*Exercise prompt*. Lines that contain "plain" are to be counted; give only their number.

○ ○ ○

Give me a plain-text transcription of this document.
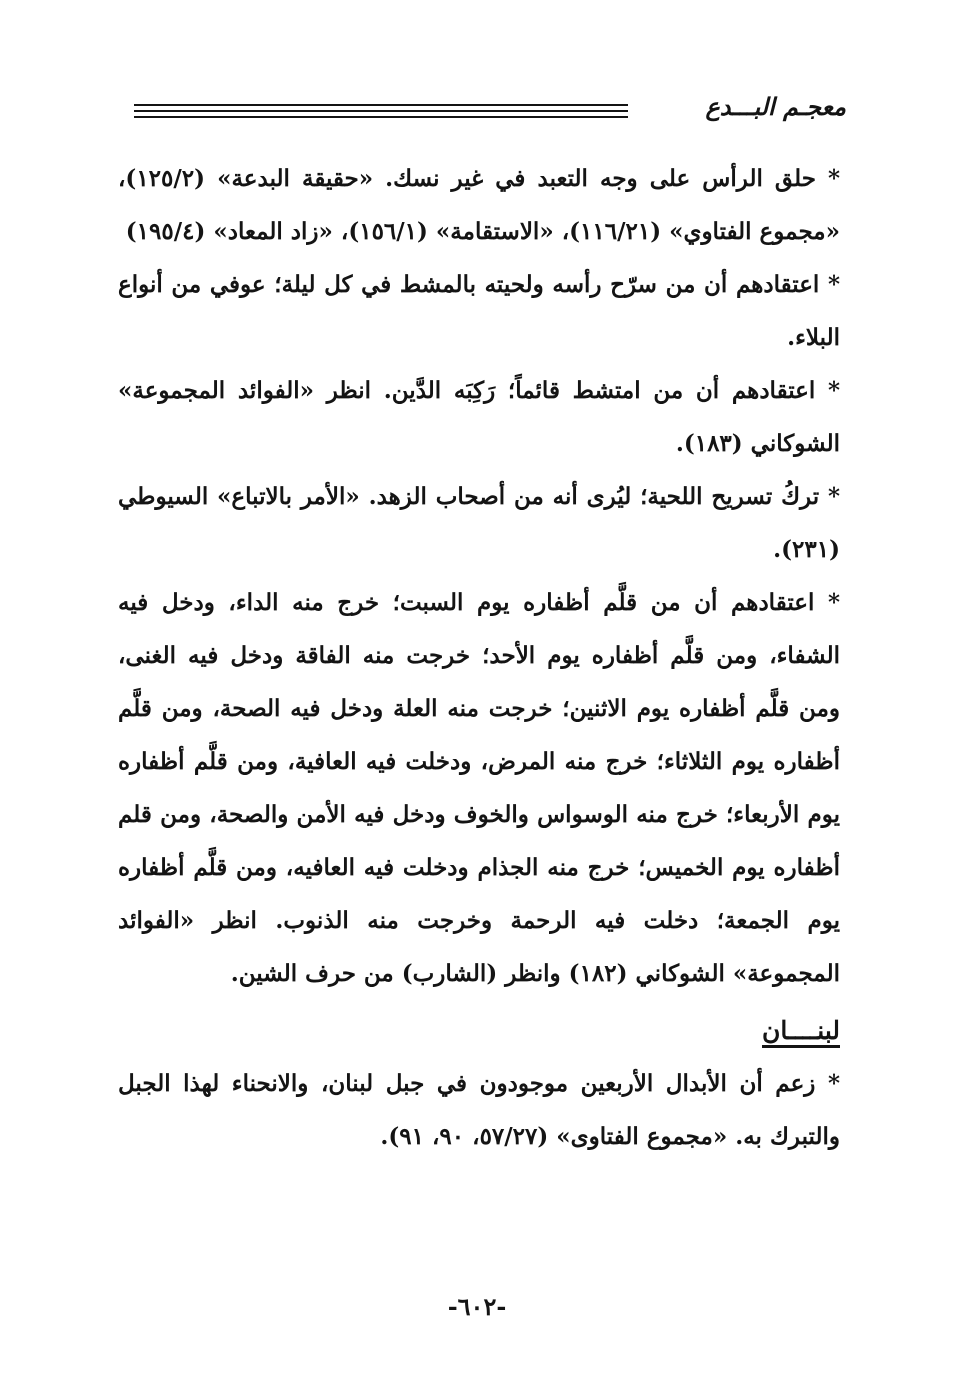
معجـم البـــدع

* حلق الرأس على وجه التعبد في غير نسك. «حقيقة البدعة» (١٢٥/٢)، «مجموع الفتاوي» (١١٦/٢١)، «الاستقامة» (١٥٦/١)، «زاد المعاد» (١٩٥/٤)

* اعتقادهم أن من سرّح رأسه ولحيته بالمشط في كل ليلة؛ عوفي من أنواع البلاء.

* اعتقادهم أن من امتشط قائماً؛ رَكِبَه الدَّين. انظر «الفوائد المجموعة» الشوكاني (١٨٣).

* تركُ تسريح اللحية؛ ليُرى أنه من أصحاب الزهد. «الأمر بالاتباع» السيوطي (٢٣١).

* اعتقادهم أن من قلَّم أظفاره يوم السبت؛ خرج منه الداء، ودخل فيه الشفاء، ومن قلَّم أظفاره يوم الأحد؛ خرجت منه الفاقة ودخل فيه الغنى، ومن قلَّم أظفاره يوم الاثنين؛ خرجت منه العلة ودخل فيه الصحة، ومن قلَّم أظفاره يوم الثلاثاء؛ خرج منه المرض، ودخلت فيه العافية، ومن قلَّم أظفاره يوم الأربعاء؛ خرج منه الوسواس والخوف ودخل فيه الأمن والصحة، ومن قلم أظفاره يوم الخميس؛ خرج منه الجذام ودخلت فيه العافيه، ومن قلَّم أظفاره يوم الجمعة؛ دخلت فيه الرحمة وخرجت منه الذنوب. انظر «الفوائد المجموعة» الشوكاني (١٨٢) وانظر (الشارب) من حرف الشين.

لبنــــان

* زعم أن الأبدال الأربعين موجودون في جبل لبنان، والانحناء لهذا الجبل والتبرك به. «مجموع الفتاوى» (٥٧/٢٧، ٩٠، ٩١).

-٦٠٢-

○ ○ ○

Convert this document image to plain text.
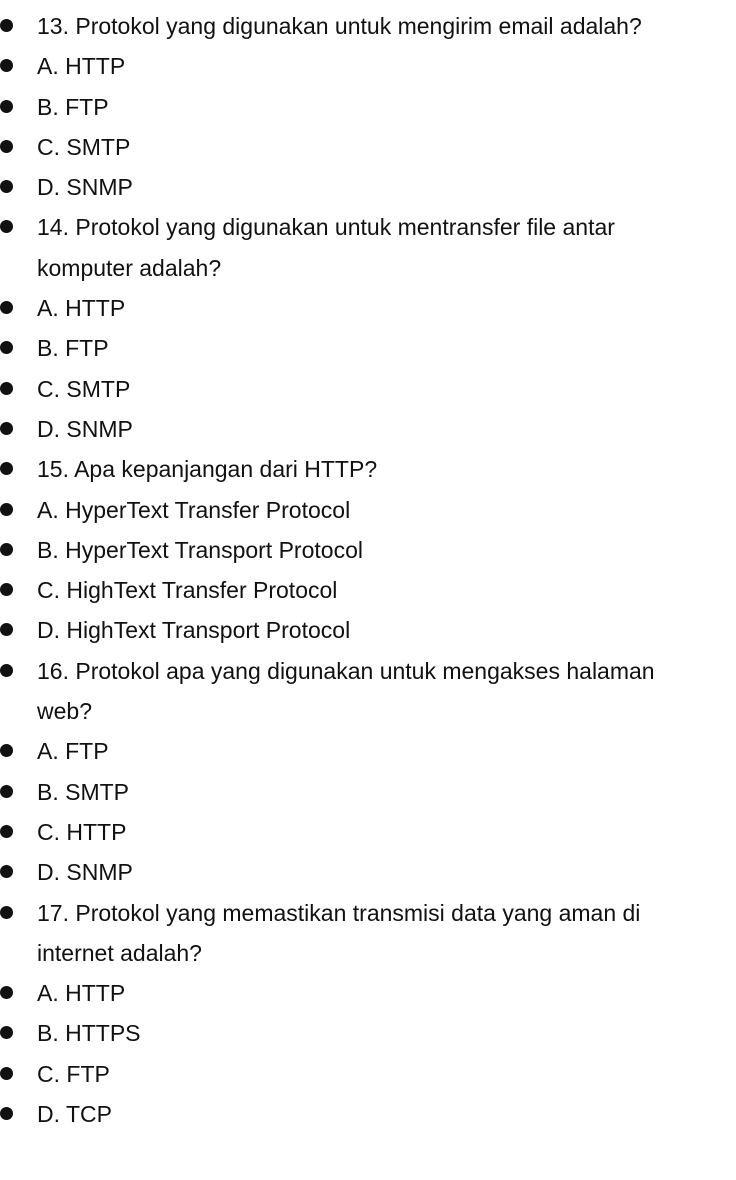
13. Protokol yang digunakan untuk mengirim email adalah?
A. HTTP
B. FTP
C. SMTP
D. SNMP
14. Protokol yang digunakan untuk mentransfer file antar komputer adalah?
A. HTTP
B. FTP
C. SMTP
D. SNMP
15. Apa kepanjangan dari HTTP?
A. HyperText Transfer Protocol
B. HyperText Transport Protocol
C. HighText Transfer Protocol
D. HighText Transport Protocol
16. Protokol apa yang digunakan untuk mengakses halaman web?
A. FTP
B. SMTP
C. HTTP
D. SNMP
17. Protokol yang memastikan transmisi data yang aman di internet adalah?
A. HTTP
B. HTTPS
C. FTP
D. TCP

○ ○ ○

*Response to this task*. 2